Short task:
Write out every entry, unchanged. Skip any picture.

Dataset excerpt
-------
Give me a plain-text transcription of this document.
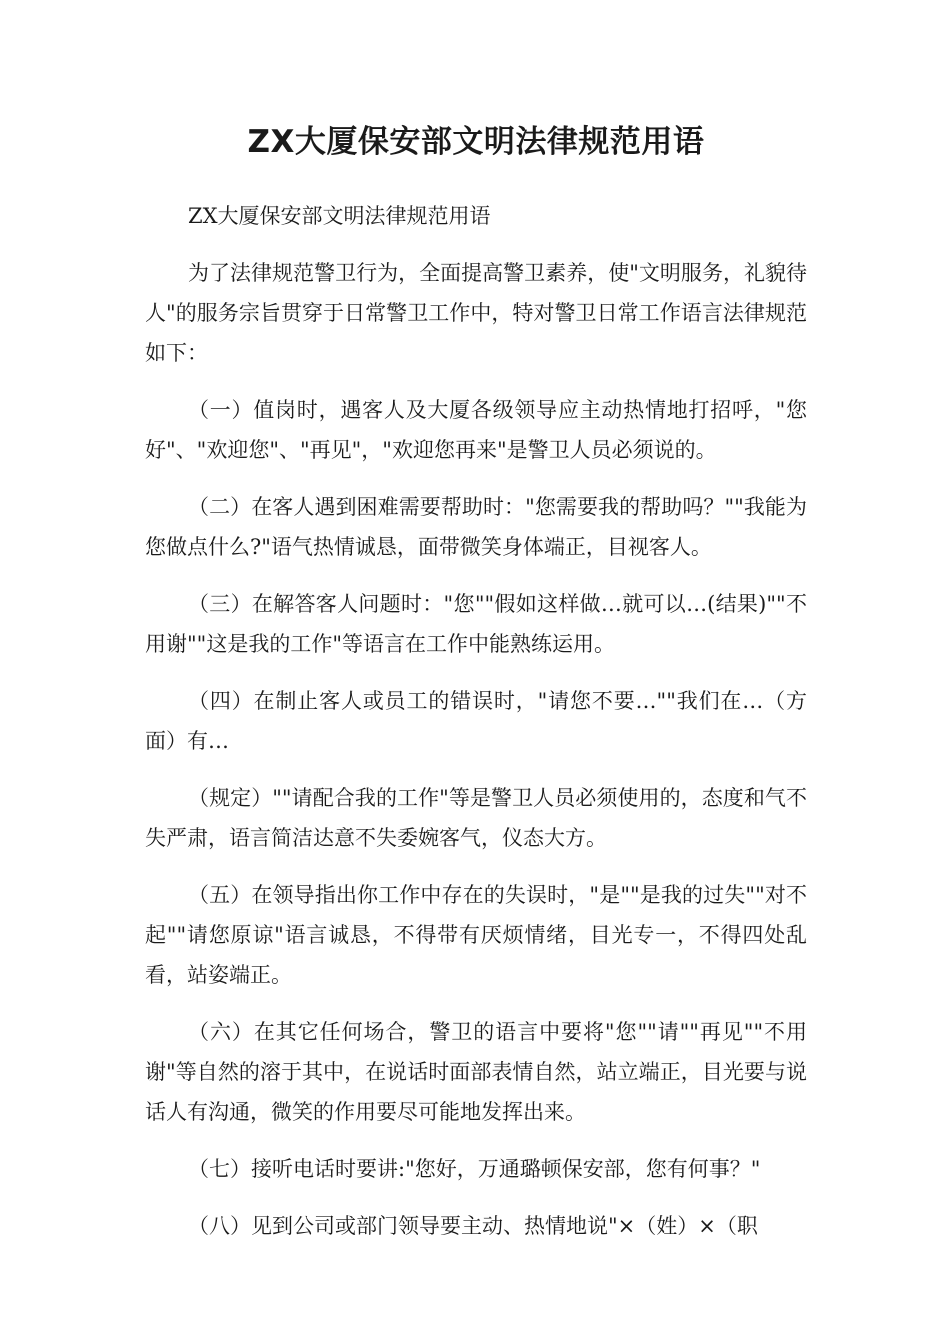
ZX大厦保安部文明法律规范用语

ZX大厦保安部文明法律规范用语

为了法律规范警卫行为，全面提高警卫素养，使"文明服务，礼貌待人"的服务宗旨贯穿于日常警卫工作中，特对警卫日常工作语言法律规范如下：

（一）值岗时，遇客人及大厦各级领导应主动热情地打招呼，"您好"、"欢迎您"、"再见"，"欢迎您再来"是警卫人员必须说的。

（二）在客人遇到困难需要帮助时："您需要我的帮助吗？""我能为您做点什么?"语气热情诚恳，面带微笑身体端正，目视客人。

（三）在解答客人问题时："您""假如这样做…就可以…(结果)""不用谢""这是我的工作"等语言在工作中能熟练运用。

（四）在制止客人或员工的错误时，"请您不要…""我们在…（方面）有…

（规定）""请配合我的工作"等是警卫人员必须使用的，态度和气不失严肃，语言简洁达意不失委婉客气，仪态大方。

（五）在领导指出你工作中存在的失误时，"是""是我的过失""对不起""请您原谅"语言诚恳，不得带有厌烦情绪，目光专一，不得四处乱看，站姿端正。

（六）在其它任何场合，警卫的语言中要将"您""请""再见""不用谢"等自然的溶于其中，在说话时面部表情自然，站立端正，目光要与说话人有沟通，微笑的作用要尽可能地发挥出来。

（七）接听电话时要讲:"您好，万通璐顿保安部，您有何事？"

（八）见到公司或部门领导要主动、热情地说"×（姓）×（职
-------
In response:
Give me a plain-text transcription of this document.
ZX大厦保安部文明法律规范用语

ZX大厦保安部文明法律规范用语

为了法律规范警卫行为，全面提高警卫素养，使"文明服务，礼貌待人"的服务宗旨贯穿于日常警卫工作中，特对警卫日常工作语言法律规范如下：

（一）值岗时，遇客人及大厦各级领导应主动热情地打招呼，"您好"、"欢迎您"、"再见"，"欢迎您再来"是警卫人员必须说的。

（二）在客人遇到困难需要帮助时："您需要我的帮助吗？""我能为您做点什么?"语气热情诚恳，面带微笑身体端正，目视客人。

（三）在解答客人问题时："您""假如这样做…就可以…(结果)""不用谢""这是我的工作"等语言在工作中能熟练运用。

（四）在制止客人或员工的错误时，"请您不要…""我们在…（方面）有…

（规定）""请配合我的工作"等是警卫人员必须使用的，态度和气不失严肃，语言简洁达意不失委婉客气，仪态大方。

（五）在领导指出你工作中存在的失误时，"是""是我的过失""对不起""请您原谅"语言诚恳，不得带有厌烦情绪，目光专一，不得四处乱看，站姿端正。

（六）在其它任何场合，警卫的语言中要将"您""请""再见""不用谢"等自然的溶于其中，在说话时面部表情自然，站立端正，目光要与说话人有沟通，微笑的作用要尽可能地发挥出来。

（七）接听电话时要讲:"您好，万通璐顿保安部，您有何事？"

（八）见到公司或部门领导要主动、热情地说"×（姓）×（职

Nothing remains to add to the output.